DATA PROVIDED
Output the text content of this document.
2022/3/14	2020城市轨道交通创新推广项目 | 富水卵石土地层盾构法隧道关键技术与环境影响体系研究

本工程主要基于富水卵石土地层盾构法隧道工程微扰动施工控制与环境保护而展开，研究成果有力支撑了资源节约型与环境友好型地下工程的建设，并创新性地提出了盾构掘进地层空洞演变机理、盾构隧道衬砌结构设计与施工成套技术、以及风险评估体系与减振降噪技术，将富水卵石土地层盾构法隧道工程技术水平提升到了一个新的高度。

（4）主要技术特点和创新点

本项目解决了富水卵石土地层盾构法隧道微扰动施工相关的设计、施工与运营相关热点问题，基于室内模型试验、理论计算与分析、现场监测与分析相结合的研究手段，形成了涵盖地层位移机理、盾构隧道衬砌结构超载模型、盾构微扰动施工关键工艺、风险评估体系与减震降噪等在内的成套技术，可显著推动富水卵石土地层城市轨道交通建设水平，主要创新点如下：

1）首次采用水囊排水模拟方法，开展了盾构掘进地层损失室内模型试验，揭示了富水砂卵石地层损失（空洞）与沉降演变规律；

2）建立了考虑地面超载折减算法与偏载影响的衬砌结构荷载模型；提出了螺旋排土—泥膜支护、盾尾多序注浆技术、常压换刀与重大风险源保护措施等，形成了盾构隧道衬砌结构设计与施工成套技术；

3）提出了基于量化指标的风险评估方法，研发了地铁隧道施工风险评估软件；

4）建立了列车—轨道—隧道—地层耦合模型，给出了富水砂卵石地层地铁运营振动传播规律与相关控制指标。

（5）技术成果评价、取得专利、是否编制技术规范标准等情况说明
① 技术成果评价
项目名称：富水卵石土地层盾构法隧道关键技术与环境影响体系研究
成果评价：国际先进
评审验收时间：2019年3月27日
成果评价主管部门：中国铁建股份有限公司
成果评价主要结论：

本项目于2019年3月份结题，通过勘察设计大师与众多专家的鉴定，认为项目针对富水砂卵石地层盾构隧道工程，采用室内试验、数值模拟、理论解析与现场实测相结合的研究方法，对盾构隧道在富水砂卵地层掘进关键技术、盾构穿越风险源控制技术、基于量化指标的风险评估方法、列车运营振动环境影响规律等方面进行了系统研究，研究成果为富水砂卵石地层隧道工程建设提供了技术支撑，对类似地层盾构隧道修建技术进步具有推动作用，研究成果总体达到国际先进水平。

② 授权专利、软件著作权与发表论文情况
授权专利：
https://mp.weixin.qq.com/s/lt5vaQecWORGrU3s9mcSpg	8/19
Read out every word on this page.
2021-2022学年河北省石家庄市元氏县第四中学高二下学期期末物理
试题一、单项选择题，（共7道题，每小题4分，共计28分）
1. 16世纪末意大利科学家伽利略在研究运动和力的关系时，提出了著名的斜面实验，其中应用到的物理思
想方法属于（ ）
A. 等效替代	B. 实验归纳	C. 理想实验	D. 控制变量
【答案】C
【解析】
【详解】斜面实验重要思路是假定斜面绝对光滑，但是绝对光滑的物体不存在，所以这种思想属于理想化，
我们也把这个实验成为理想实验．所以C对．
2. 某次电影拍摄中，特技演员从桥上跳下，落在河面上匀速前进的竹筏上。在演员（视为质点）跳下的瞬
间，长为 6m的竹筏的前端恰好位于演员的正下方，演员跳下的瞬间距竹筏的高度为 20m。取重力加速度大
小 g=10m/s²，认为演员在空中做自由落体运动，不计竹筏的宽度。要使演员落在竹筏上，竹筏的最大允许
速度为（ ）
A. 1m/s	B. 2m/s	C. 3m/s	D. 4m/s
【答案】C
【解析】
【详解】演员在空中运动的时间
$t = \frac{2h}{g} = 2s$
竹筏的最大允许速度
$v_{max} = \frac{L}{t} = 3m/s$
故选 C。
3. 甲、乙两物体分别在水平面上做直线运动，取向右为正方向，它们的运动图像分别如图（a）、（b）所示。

GOAL OF THE EXERCISE
Return each entry from the material above exactly as it appears.

CORRECT OUTPUT
Output the text content of this document.
2022/3/14	2020城市轨道交通创新推广项目 | 富水卵石土地层盾构法隧道关键技术与环境影响体系研究

本工程主要基于富水卵石土地层盾构法隧道工程微扰动施工控制与环境保护而展开，研究成果有力支撑了资源节约型与环境友好型地下工程的建设，并创新性地提出了盾构掘进地层空洞演变机理、盾构隧道衬砌结构设计与施工成套技术、以及风险评估体系与减振降噪技术，将富水卵石土地层盾构法隧道工程技术水平提升到了一个新的高度。

（4）主要技术特点和创新点

本项目解决了富水卵石土地层盾构法隧道微扰动施工相关的设计、施工与运营相关热点问题，基于室内模型试验、理论计算与分析、现场监测与分析相结合的研究手段，形成了涵盖地层位移机理、盾构隧道衬砌结构超载模型、盾构微扰动施工关键工艺、风险评估体系与减震降噪等在内的成套技术，可显著推动富水卵石土地层城市轨道交通建设水平，主要创新点如下：

1）首次采用水囊排水模拟方法，开展了盾构掘进地层损失室内模型试验，揭示了富水砂卵石地层损失（空洞）与沉降演变规律；

2）建立了考虑地面超载折减算法与偏载影响的衬砌结构荷载模型；提出了螺旋排土—泥膜支护、盾尾多序注浆技术、常压换刀与重大风险源保护措施等，形成了盾构隧道衬砌结构设计与施工成套技术；

3）提出了基于量化指标的风险评估方法，研发了地铁隧道施工风险评估软件；

4）建立了列车—轨道—隧道—地层耦合模型，给出了富水砂卵石地层地铁运营振动传播规律与相关控制指标。

（5）技术成果评价、取得专利、是否编制技术规范标准等情况说明
① 技术成果评价
项目名称：富水卵石土地层盾构法隧道关键技术与环境影响体系研究
成果评价：国际先进
评审验收时间：2019年3月27日
成果评价主管部门：中国铁建股份有限公司
成果评价主要结论：

本项目于2019年3月份结题，通过勘察设计大师与众多专家的鉴定，认为项目针对富水砂卵石地层盾构隧道工程，采用室内试验、数值模拟、理论解析与现场实测相结合的研究方法，对盾构隧道在富水砂卵地层掘进关键技术、盾构穿越风险源控制技术、基于量化指标的风险评估方法、列车运营振动环境影响规律等方面进行了系统研究，研究成果为富水砂卵石地层隧道工程建设提供了技术支撑，对类似地层盾构隧道修建技术进步具有推动作用，研究成果总体达到国际先进水平。

② 授权专利、软件著作权与发表论文情况
授权专利：
https://mp.weixin.qq.com/s/lt5vaQecWORGrU3s9mcSpg	8/19
Read out every word on this page.
2021-2022学年河北省石家庄市元氏县第四中学高二下学期期末物理
试题一、单项选择题，（共7道题，每小题4分，共计28分）
1. 16世纪末意大利科学家伽利略在研究运动和力的关系时，提出了著名的斜面实验，其中应用到的物理思
想方法属于（ ）
A. 等效替代	B. 实验归纳	C. 理想实验	D. 控制变量
【答案】C
【解析】
【详解】斜面实验重要思路是假定斜面绝对光滑，但是绝对光滑的物体不存在，所以这种思想属于理想化，
我们也把这个实验成为理想实验．所以C对．
2. 某次电影拍摄中，特技演员从桥上跳下，落在河面上匀速前进的竹筏上。在演员（视为质点）跳下的瞬
间，长为 6m的竹筏的前端恰好位于演员的正下方，演员跳下的瞬间距竹筏的高度为 20m。取重力加速度大
小 g=10m/s²，认为演员在空中做自由落体运动，不计竹筏的宽度。要使演员落在竹筏上，竹筏的最大允许
速度为（ ）
A. 1m/s	B. 2m/s	C. 3m/s	D. 4m/s
【答案】C
【解析】
【详解】演员在空中运动的时间
$t = \frac{2h}{g} = 2s$
竹筏的最大允许速度
$v_{max} = \frac{L}{t} = 3m/s$
故选 C。
3. 甲、乙两物体分别在水平面上做直线运动，取向右为正方向，它们的运动图像分别如图（a）、（b）所示。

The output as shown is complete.